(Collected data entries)
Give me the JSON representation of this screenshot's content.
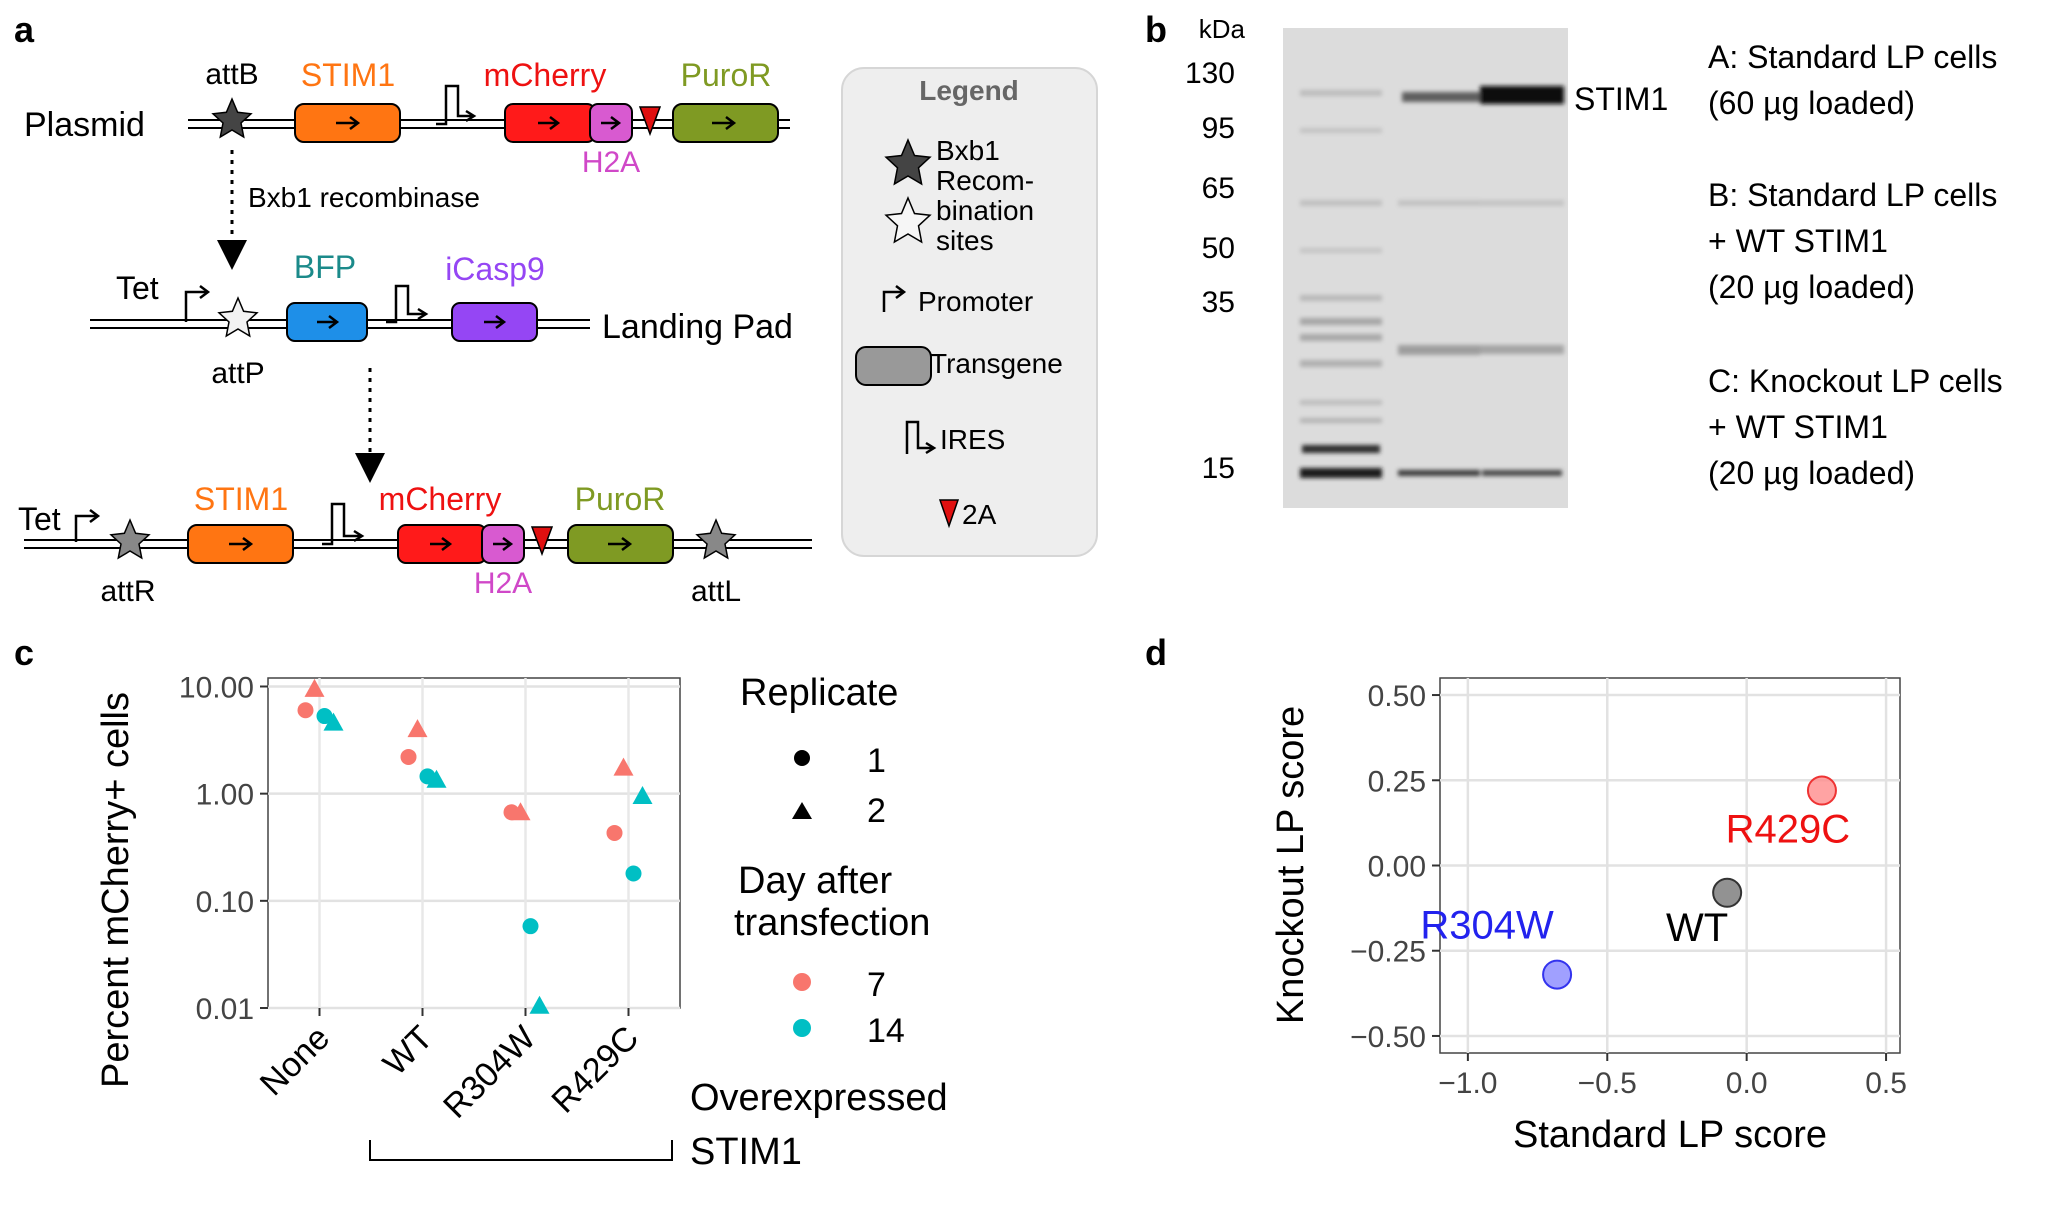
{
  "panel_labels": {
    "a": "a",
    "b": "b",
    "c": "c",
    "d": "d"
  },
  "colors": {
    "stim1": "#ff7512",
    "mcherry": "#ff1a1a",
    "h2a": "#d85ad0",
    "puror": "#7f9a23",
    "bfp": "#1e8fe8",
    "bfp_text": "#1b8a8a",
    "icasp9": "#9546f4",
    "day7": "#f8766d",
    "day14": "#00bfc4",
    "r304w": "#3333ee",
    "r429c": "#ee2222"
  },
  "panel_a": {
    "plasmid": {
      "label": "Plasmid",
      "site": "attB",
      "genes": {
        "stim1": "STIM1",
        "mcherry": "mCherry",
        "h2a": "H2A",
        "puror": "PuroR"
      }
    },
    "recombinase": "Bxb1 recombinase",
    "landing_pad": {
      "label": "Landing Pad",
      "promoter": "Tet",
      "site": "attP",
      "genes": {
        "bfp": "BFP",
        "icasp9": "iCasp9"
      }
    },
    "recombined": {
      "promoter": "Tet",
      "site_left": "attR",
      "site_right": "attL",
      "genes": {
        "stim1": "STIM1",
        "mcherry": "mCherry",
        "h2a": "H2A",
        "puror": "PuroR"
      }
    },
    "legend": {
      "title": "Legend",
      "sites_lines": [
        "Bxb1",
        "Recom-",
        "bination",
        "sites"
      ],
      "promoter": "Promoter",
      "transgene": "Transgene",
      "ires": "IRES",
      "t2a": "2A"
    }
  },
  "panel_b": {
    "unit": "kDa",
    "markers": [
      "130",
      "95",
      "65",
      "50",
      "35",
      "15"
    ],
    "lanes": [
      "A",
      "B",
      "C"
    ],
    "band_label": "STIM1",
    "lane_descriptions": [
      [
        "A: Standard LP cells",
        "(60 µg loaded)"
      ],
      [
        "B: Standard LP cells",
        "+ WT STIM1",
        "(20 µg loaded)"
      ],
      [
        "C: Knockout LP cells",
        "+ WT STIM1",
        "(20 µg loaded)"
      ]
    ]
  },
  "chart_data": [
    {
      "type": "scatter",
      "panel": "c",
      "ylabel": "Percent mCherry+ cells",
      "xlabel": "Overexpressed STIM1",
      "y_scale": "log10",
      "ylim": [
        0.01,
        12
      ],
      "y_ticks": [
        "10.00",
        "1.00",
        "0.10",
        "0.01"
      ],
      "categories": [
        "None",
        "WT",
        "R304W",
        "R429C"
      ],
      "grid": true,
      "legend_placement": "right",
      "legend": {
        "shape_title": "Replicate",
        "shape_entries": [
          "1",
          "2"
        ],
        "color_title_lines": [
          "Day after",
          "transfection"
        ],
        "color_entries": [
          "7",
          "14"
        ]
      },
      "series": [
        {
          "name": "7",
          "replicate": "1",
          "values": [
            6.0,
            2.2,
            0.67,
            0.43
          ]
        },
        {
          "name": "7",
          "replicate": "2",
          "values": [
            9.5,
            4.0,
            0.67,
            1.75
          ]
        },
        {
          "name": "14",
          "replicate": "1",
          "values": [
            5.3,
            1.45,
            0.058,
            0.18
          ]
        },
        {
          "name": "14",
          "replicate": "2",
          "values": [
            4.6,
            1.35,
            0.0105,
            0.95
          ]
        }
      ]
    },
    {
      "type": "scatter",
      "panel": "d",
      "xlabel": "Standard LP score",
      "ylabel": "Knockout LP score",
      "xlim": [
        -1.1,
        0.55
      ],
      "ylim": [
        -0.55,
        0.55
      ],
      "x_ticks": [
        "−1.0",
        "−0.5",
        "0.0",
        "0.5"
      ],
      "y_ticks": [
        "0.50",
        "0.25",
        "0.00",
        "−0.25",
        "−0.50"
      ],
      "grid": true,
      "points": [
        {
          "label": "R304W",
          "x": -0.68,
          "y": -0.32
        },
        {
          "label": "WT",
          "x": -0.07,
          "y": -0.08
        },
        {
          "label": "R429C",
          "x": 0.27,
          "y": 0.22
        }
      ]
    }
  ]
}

Assignment:
Print the records above verbatim, minus any pictures.

Exercise answer:
Give me the JSON representation of this screenshot's content.
{
  "panel_labels": {
    "a": "a",
    "b": "b",
    "c": "c",
    "d": "d"
  },
  "colors": {
    "stim1": "#ff7512",
    "mcherry": "#ff1a1a",
    "h2a": "#d85ad0",
    "puror": "#7f9a23",
    "bfp": "#1e8fe8",
    "bfp_text": "#1b8a8a",
    "icasp9": "#9546f4",
    "day7": "#f8766d",
    "day14": "#00bfc4",
    "r304w": "#3333ee",
    "r429c": "#ee2222"
  },
  "panel_a": {
    "plasmid": {
      "label": "Plasmid",
      "site": "attB",
      "genes": {
        "stim1": "STIM1",
        "mcherry": "mCherry",
        "h2a": "H2A",
        "puror": "PuroR"
      }
    },
    "recombinase": "Bxb1 recombinase",
    "landing_pad": {
      "label": "Landing Pad",
      "promoter": "Tet",
      "site": "attP",
      "genes": {
        "bfp": "BFP",
        "icasp9": "iCasp9"
      }
    },
    "recombined": {
      "promoter": "Tet",
      "site_left": "attR",
      "site_right": "attL",
      "genes": {
        "stim1": "STIM1",
        "mcherry": "mCherry",
        "h2a": "H2A",
        "puror": "PuroR"
      }
    },
    "legend": {
      "title": "Legend",
      "sites_lines": [
        "Bxb1",
        "Recom-",
        "bination",
        "sites"
      ],
      "promoter": "Promoter",
      "transgene": "Transgene",
      "ires": "IRES",
      "t2a": "2A"
    }
  },
  "panel_b": {
    "unit": "kDa",
    "markers": [
      "130",
      "95",
      "65",
      "50",
      "35",
      "15"
    ],
    "lanes": [
      "A",
      "B",
      "C"
    ],
    "band_label": "STIM1",
    "lane_descriptions": [
      [
        "A: Standard LP cells",
        "(60 µg loaded)"
      ],
      [
        "B: Standard LP cells",
        "+ WT STIM1",
        "(20 µg loaded)"
      ],
      [
        "C: Knockout LP cells",
        "+ WT STIM1",
        "(20 µg loaded)"
      ]
    ]
  },
  "chart_data": [
    {
      "type": "scatter",
      "panel": "c",
      "ylabel": "Percent mCherry+ cells",
      "xlabel": "Overexpressed STIM1",
      "y_scale": "log10",
      "ylim": [
        0.01,
        12
      ],
      "y_ticks": [
        "10.00",
        "1.00",
        "0.10",
        "0.01"
      ],
      "categories": [
        "None",
        "WT",
        "R304W",
        "R429C"
      ],
      "grid": true,
      "legend_placement": "right",
      "legend": {
        "shape_title": "Replicate",
        "shape_entries": [
          "1",
          "2"
        ],
        "color_title_lines": [
          "Day after",
          "transfection"
        ],
        "color_entries": [
          "7",
          "14"
        ]
      },
      "series": [
        {
          "name": "7",
          "replicate": "1",
          "values": [
            6.0,
            2.2,
            0.67,
            0.43
          ]
        },
        {
          "name": "7",
          "replicate": "2",
          "values": [
            9.5,
            4.0,
            0.67,
            1.75
          ]
        },
        {
          "name": "14",
          "replicate": "1",
          "values": [
            5.3,
            1.45,
            0.058,
            0.18
          ]
        },
        {
          "name": "14",
          "replicate": "2",
          "values": [
            4.6,
            1.35,
            0.0105,
            0.95
          ]
        }
      ]
    },
    {
      "type": "scatter",
      "panel": "d",
      "xlabel": "Standard LP score",
      "ylabel": "Knockout LP score",
      "xlim": [
        -1.1,
        0.55
      ],
      "ylim": [
        -0.55,
        0.55
      ],
      "x_ticks": [
        "−1.0",
        "−0.5",
        "0.0",
        "0.5"
      ],
      "y_ticks": [
        "0.50",
        "0.25",
        "0.00",
        "−0.25",
        "−0.50"
      ],
      "grid": true,
      "points": [
        {
          "label": "R304W",
          "x": -0.68,
          "y": -0.32
        },
        {
          "label": "WT",
          "x": -0.07,
          "y": -0.08
        },
        {
          "label": "R429C",
          "x": 0.27,
          "y": 0.22
        }
      ]
    }
  ]
}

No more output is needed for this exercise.